■ Given exercise
List each line of the data that holds the word "page".

■ Supplied material
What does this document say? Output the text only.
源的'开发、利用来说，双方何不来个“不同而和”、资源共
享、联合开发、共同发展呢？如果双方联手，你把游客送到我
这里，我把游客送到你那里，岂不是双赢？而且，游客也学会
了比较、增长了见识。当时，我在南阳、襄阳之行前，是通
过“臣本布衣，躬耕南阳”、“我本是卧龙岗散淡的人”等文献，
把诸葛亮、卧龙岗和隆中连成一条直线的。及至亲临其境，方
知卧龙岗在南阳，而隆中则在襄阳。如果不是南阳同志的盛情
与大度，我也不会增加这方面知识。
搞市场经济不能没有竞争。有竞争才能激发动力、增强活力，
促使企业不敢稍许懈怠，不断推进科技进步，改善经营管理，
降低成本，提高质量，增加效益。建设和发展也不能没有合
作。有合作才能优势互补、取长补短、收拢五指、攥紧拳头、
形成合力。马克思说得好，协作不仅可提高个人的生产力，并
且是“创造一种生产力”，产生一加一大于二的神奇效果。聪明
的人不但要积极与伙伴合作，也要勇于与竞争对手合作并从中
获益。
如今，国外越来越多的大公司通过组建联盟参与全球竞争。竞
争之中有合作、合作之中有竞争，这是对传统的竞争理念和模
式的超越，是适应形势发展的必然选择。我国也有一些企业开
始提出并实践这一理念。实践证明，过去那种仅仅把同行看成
...
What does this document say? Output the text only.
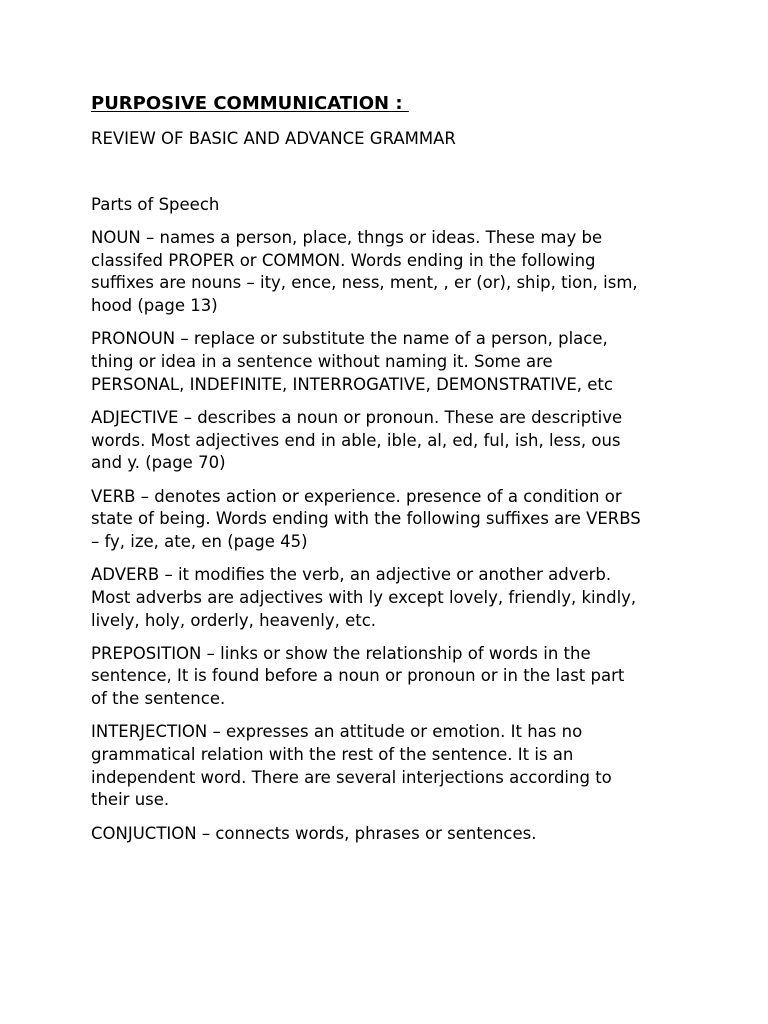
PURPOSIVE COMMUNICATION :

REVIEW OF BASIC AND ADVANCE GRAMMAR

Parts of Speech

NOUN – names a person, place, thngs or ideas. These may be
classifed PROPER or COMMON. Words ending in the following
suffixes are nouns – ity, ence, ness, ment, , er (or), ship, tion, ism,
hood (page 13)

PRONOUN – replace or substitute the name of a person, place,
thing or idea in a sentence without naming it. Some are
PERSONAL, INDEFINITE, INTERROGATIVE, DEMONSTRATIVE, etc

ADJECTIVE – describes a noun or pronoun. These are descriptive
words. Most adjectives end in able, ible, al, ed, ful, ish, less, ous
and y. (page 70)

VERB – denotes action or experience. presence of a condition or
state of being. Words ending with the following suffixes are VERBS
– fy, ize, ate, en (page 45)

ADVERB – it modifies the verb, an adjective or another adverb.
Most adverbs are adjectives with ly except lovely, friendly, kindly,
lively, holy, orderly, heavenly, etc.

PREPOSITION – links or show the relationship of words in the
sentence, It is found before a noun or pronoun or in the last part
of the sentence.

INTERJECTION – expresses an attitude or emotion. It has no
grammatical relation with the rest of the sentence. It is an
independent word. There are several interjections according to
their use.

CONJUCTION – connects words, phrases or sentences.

■ Reply
hood (page 13)
and y. (page 70)
– fy, ize, ate, en (page 45)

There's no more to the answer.